**WRITTEN PROBLEM**:
Write out all the entries word for word, but skip any images.

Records
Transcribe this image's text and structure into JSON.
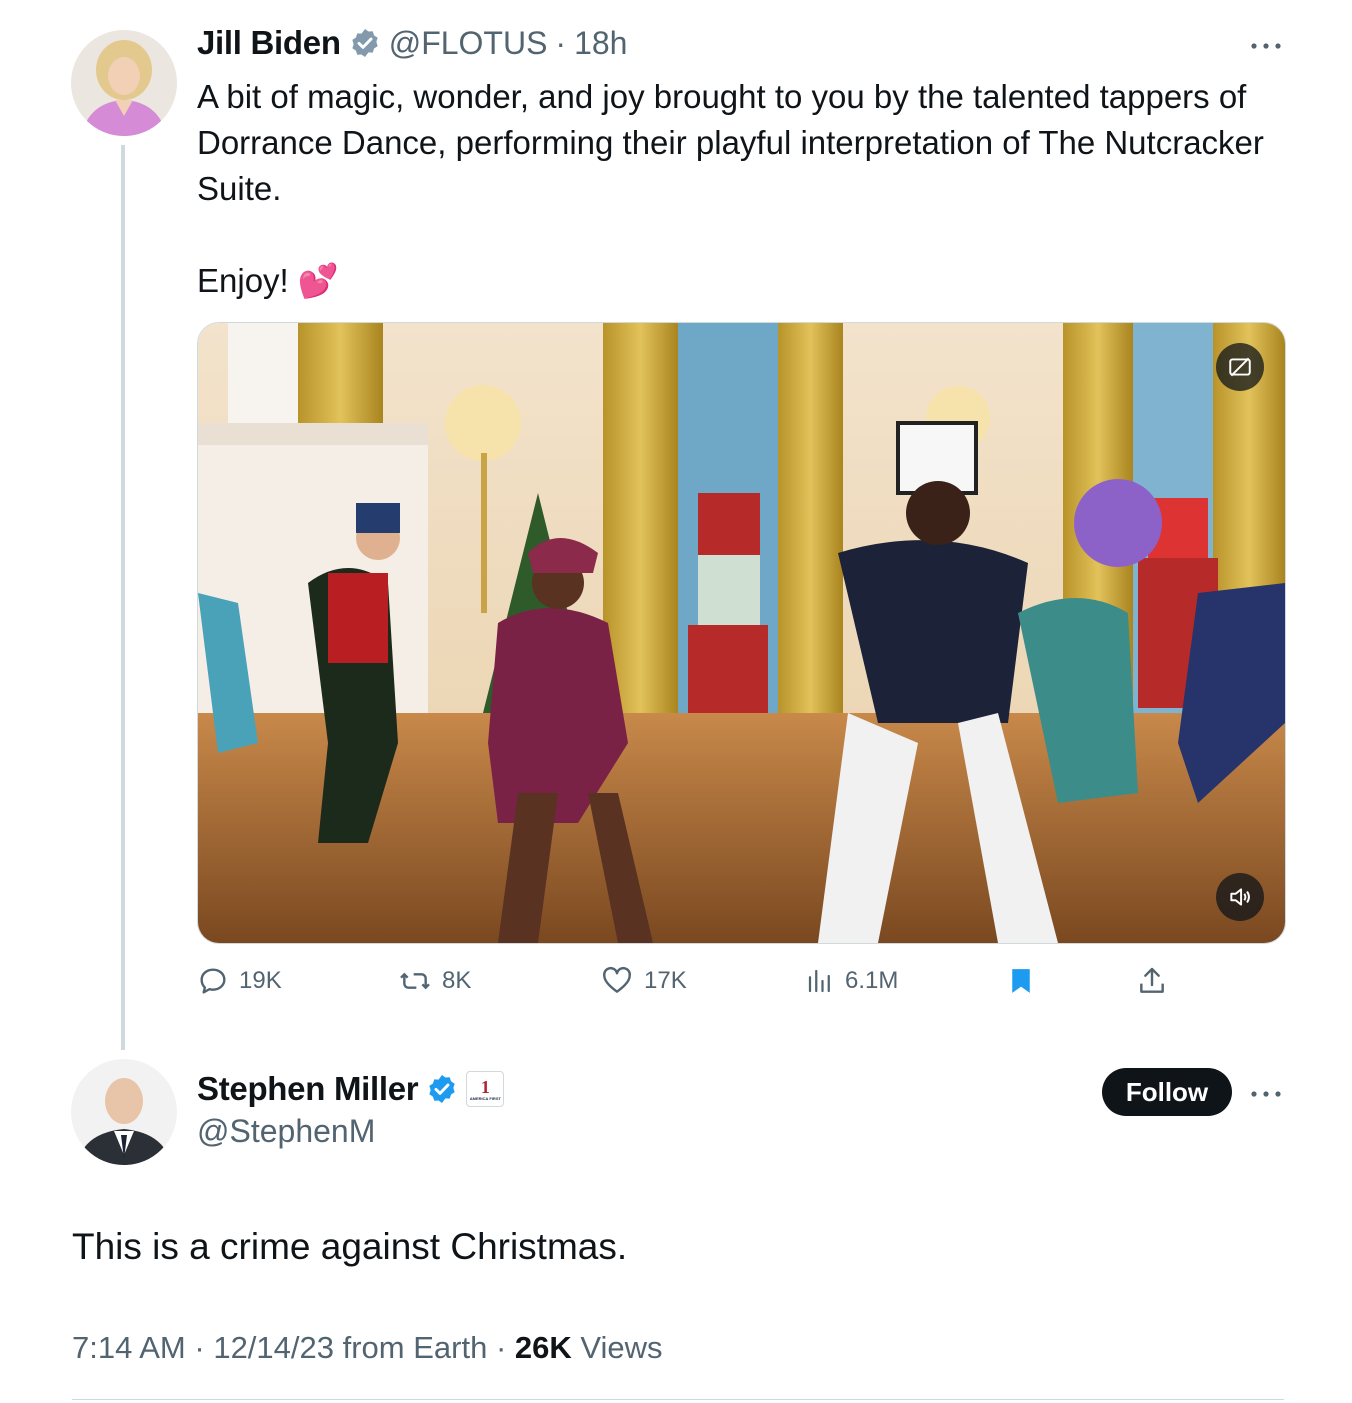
{
  "original_tweet": {
    "author_name": "Jill Biden",
    "handle": "@FLOTUS",
    "separator": "·",
    "time_ago": "18h",
    "text": "A bit of magic, wonder, and joy brought to you by the talented tappers of Dorrance Dance, performing their playful interpretation of The Nutcracker Suite.\n\nEnjoy! 💕",
    "icons": [
      "verified-badge-icon",
      "more-icon",
      "captions-icon",
      "volume-icon"
    ],
    "actions": {
      "replies": "19K",
      "retweets": "8K",
      "likes": "17K",
      "views": "6.1M"
    },
    "bookmark_color": "#1d9bf0"
  },
  "reply_tweet": {
    "author_name": "Stephen Miller",
    "handle": "@StephenM",
    "follow_label": "Follow",
    "text": "This is a crime against Christmas.",
    "time": "7:14 AM",
    "separator": "·",
    "date": "12/14/23 from Earth",
    "views_count": "26K",
    "views_label": "Views",
    "affiliate_badge_number": "1",
    "affiliate_badge_text": "AMERICA FIRST"
  },
  "colors": {
    "text": "#0f1419",
    "muted": "#536471",
    "accent": "#1d9bf0",
    "divider": "#cfd9de"
  }
}
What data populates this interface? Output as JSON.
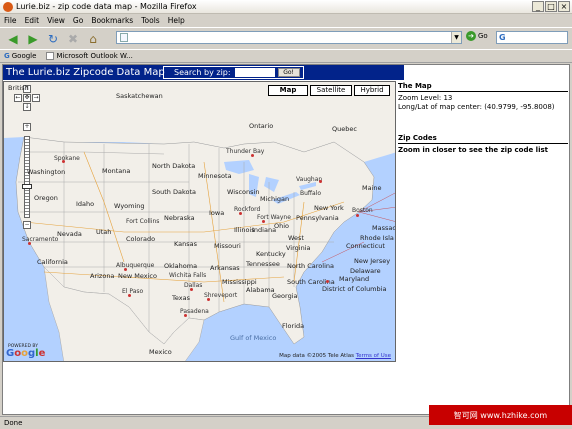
{
  "window": {
    "title": "Lurie.biz - zip code data map - Mozilla Firefox",
    "buttons": {
      "minimize": "_",
      "maximize": "□",
      "close": "×"
    }
  },
  "menu": [
    "File",
    "Edit",
    "View",
    "Go",
    "Bookmarks",
    "Tools",
    "Help"
  ],
  "toolbar": {
    "go_label": "Go",
    "url_value": ""
  },
  "bookmarks": [
    {
      "label": "Google"
    },
    {
      "label": "Microsoft Outlook W..."
    }
  ],
  "page": {
    "title": "The Lurie.biz Zipcode Data Map",
    "search_label": "Search by zip:",
    "search_value": "",
    "go_button": "Go!"
  },
  "map": {
    "types": [
      "Map",
      "Satellite",
      "Hybrid"
    ],
    "active_type": "Map",
    "copyright": "Map data ©2005 Tele Atlas",
    "terms": "Terms of Use",
    "powered_by": "POWERED BY",
    "logo": "Google",
    "labels": {
      "british": "British",
      "saskatchewan": "Saskatchewan",
      "ontario": "Ontario",
      "quebec": "Quebec",
      "thunder_bay": "Thunder Bay",
      "spokane": "Spokane",
      "washington": "Washington",
      "montana": "Montana",
      "north_dakota": "North Dakota",
      "minnesota": "Minnesota",
      "maine": "Maine",
      "oregon": "Oregon",
      "idaho": "Idaho",
      "south_dakota": "South Dakota",
      "wisconsin": "Wisconsin",
      "michigan": "Michigan",
      "vaughan": "Vaughan",
      "buffalo": "Buffalo",
      "wyoming": "Wyoming",
      "iowa": "Iowa",
      "new_york": "New York",
      "boston": "Boston",
      "nebraska": "Nebraska",
      "fort_collins": "Fort Collins",
      "rockford": "Rockford",
      "fort_wayne": "Fort Wayne",
      "ohio": "Ohio",
      "pennsylvania": "Pennsylvania",
      "massachusetts": "Massac",
      "nevada": "Nevada",
      "utah": "Utah",
      "colorado": "Colorado",
      "illinois": "Illinois",
      "indiana": "Indiana",
      "rhode_island": "Rhode Isla",
      "connecticut": "Connecticut",
      "sacramento": "Sacramento",
      "kansas": "Kansas",
      "missouri": "Missouri",
      "west_virginia": "West",
      "virginia": "Virginia",
      "new_jersey": "New Jersey",
      "kentucky": "Kentucky",
      "delaware": "Delaware",
      "maryland": "Maryland",
      "district_of_columbia": "District of Columbia",
      "california": "California",
      "albuquerque": "Albuquerque",
      "arizona": "Arizona",
      "new_mexico": "New Mexico",
      "wichita_falls": "Wichita Falls",
      "oklahoma": "Oklahoma",
      "arkansas": "Arkansas",
      "tennessee": "Tennessee",
      "north_carolina": "North Carolina",
      "el_paso": "El Paso",
      "texas": "Texas",
      "dallas": "Dallas",
      "shreveport": "Shreveport",
      "mississippi": "Mississippi",
      "alabama": "Alabama",
      "georgia": "Georgia",
      "south_carolina": "South Carolina",
      "mexico": "Mexico",
      "pasadena": "Pasadena",
      "gulf_of_mexico": "Gulf of Mexico",
      "florida": "Florida"
    }
  },
  "sidebar": {
    "map_heading": "The Map",
    "zoom": "Zoom Level: 13",
    "longlat": "Long/Lat of map center: (40.9799, -95.8008)",
    "zip_heading": "Zip Codes",
    "zip_hint": "Zoom in closer to see the zip code list"
  },
  "status": "Done",
  "watermark": "智可网 www.hzhike.com",
  "colors": {
    "header_bg": "#02238a",
    "land": "#f2efe9",
    "water": "#b3d1ff"
  }
}
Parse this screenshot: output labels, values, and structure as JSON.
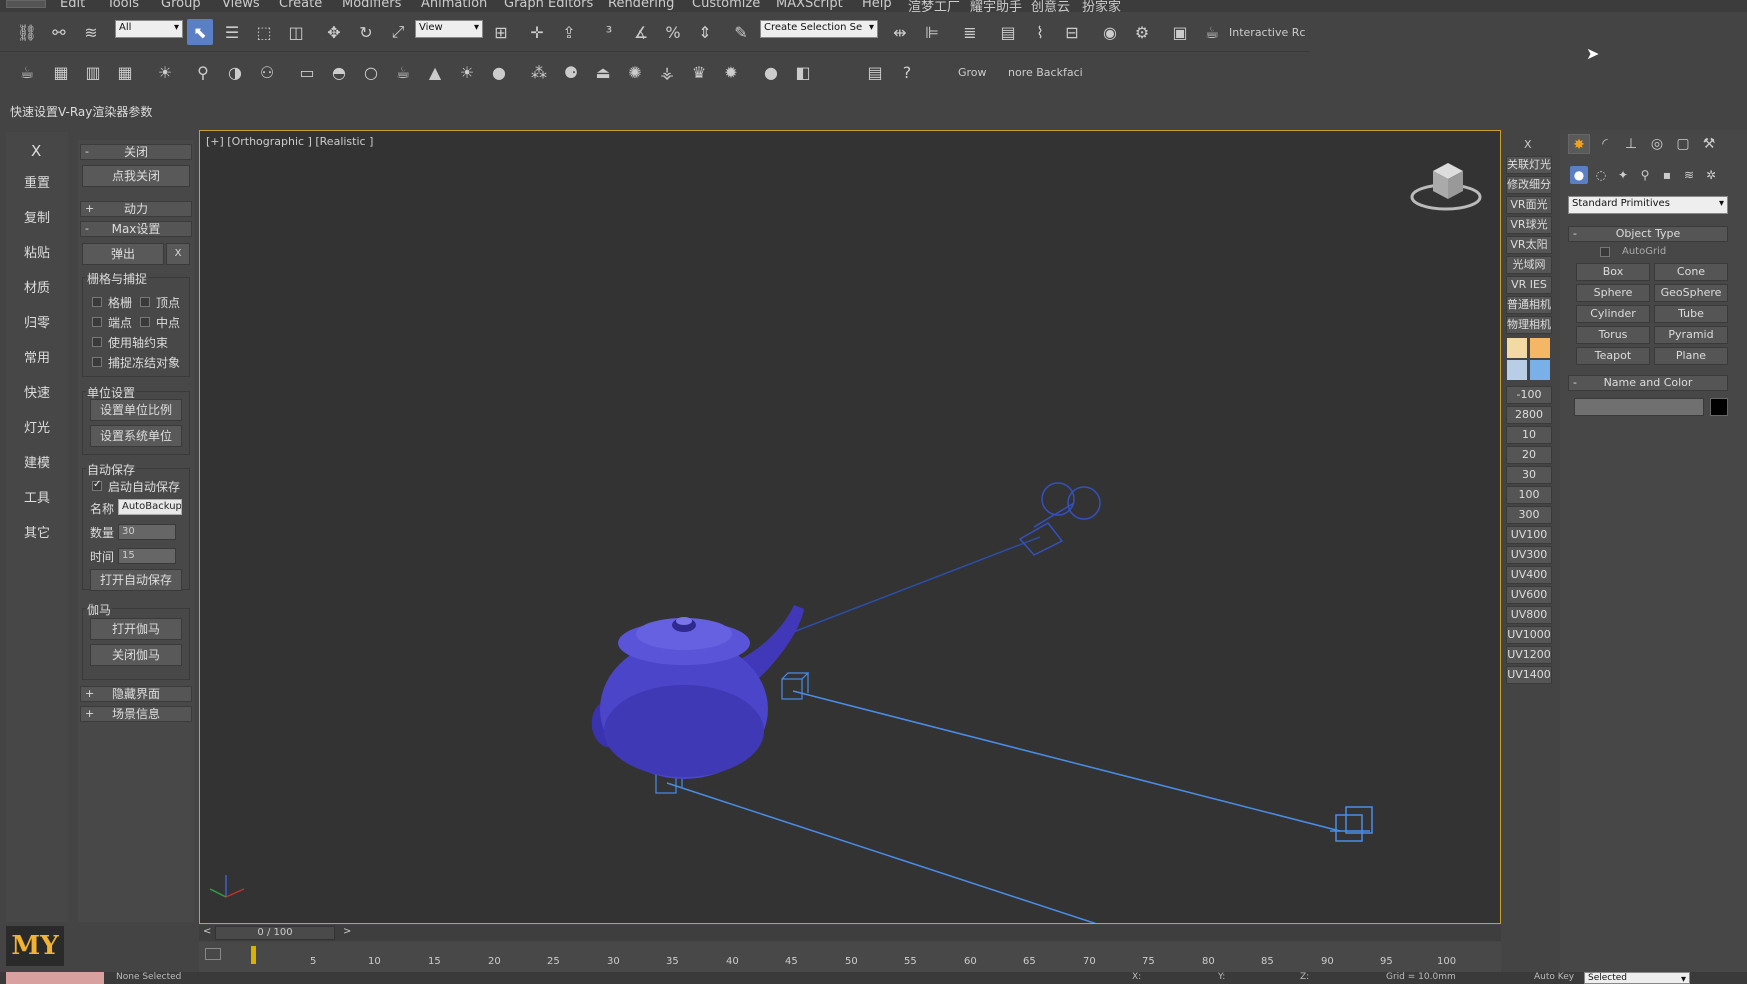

**EXPECTED OUTPUT**:
Transcribe this image's text and structure into JSON.
{
  "original_tweet": {
    "author_name": "Jill Biden",
    "handle": "@FLOTUS",
    "separator": "·",
    "time_ago": "18h",
    "text": "A bit of magic, wonder, and joy brought to you by the talented tappers of Dorrance Dance, performing their playful interpretation of The Nutcracker Suite.\n\nEnjoy! 💕",
    "icons": [
      "verified-badge-icon",
      "more-icon",
      "captions-icon",
      "volume-icon"
    ],
    "actions": {
      "replies": "19K",
      "retweets": "8K",
      "likes": "17K",
      "views": "6.1M"
    },
    "bookmark_color": "#1d9bf0"
  },
  "reply_tweet": {
    "author_name": "Stephen Miller",
    "handle": "@StephenM",
    "follow_label": "Follow",
    "text": "This is a crime against Christmas.",
    "time": "7:14 AM",
    "separator": "·",
    "date": "12/14/23 from Earth",
    "views_count": "26K",
    "views_label": "Views",
    "affiliate_badge_number": "1",
    "affiliate_badge_text": "AMERICA FIRST"
  },
  "colors": {
    "text": "#0f1419",
    "muted": "#536471",
    "accent": "#1d9bf0",
    "divider": "#cfd9de"
  }
}
What data populates this interface? Output as JSON.
{
  "window": {
    "title": "Lurie.biz - zip code data map - Mozilla Firefox",
    "buttons": {
      "minimize": "_",
      "maximize": "□",
      "close": "×"
    }
  },
  "menu": [
    "File",
    "Edit",
    "View",
    "Go",
    "Bookmarks",
    "Tools",
    "Help"
  ],
  "toolbar": {
    "go_label": "Go",
    "url_value": ""
  },
  "bookmarks": [
    {
      "label": "Google"
    },
    {
      "label": "Microsoft Outlook W..."
    }
  ],
  "page": {
    "title": "The Lurie.biz Zipcode Data Map",
    "search_label": "Search by zip:",
    "search_value": "",
    "go_button": "Go!"
  },
  "map": {
    "types": [
      "Map",
      "Satellite",
      "Hybrid"
    ],
    "active_type": "Map",
    "copyright": "Map data ©2005 Tele Atlas",
    "terms": "Terms of Use",
    "powered_by": "POWERED BY",
    "logo": "Google",
    "labels": {
      "british": "British",
      "saskatchewan": "Saskatchewan",
      "ontario": "Ontario",
      "quebec": "Quebec",
      "thunder_bay": "Thunder Bay",
      "spokane": "Spokane",
      "washington": "Washington",
      "montana": "Montana",
      "north_dakota": "North Dakota",
      "minnesota": "Minnesota",
      "maine": "Maine",
      "oregon": "Oregon",
      "idaho": "Idaho",
      "south_dakota": "South Dakota",
      "wisconsin": "Wisconsin",
      "michigan": "Michigan",
      "vaughan": "Vaughan",
      "buffalo": "Buffalo",
      "wyoming": "Wyoming",
      "iowa": "Iowa",
      "new_york": "New York",
      "boston": "Boston",
      "nebraska": "Nebraska",
      "fort_collins": "Fort Collins",
      "rockford": "Rockford",
      "fort_wayne": "Fort Wayne",
      "ohio": "Ohio",
      "pennsylvania": "Pennsylvania",
      "massachusetts": "Massac",
      "nevada": "Nevada",
      "utah": "Utah",
      "colorado": "Colorado",
      "illinois": "Illinois",
      "indiana": "Indiana",
      "rhode_island": "Rhode Isla",
      "connecticut": "Connecticut",
      "sacramento": "Sacramento",
      "kansas": "Kansas",
      "missouri": "Missouri",
      "west_virginia": "West",
      "virginia": "Virginia",
      "new_jersey": "New Jersey",
      "kentucky": "Kentucky",
      "delaware": "Delaware",
      "maryland": "Maryland",
      "district_of_columbia": "District of Columbia",
      "california": "California",
      "albuquerque": "Albuquerque",
      "arizona": "Arizona",
      "new_mexico": "New Mexico",
      "wichita_falls": "Wichita Falls",
      "oklahoma": "Oklahoma",
      "arkansas": "Arkansas",
      "tennessee": "Tennessee",
      "north_carolina": "North Carolina",
      "el_paso": "El Paso",
      "texas": "Texas",
      "dallas": "Dallas",
      "shreveport": "Shreveport",
      "mississippi": "Mississippi",
      "alabama": "Alabama",
      "georgia": "Georgia",
      "south_carolina": "South Carolina",
      "mexico": "Mexico",
      "pasadena": "Pasadena",
      "gulf_of_mexico": "Gulf of Mexico",
      "florida": "Florida"
    }
  },
  "sidebar": {
    "map_heading": "The Map",
    "zoom": "Zoom Level: 13",
    "longlat": "Long/Lat of map center: (40.9799, -95.8008)",
    "zip_heading": "Zip Codes",
    "zip_hint": "Zoom in closer to see the zip code list"
  },
  "status": "Done",
  "watermark": "智可网 www.hzhike.com",
  "colors": {
    "header_bg": "#02238a",
    "land": "#f2efe9",
    "water": "#b3d1ff"
  }
}
Parse this screenshot: output labels, values, and structure as JSON.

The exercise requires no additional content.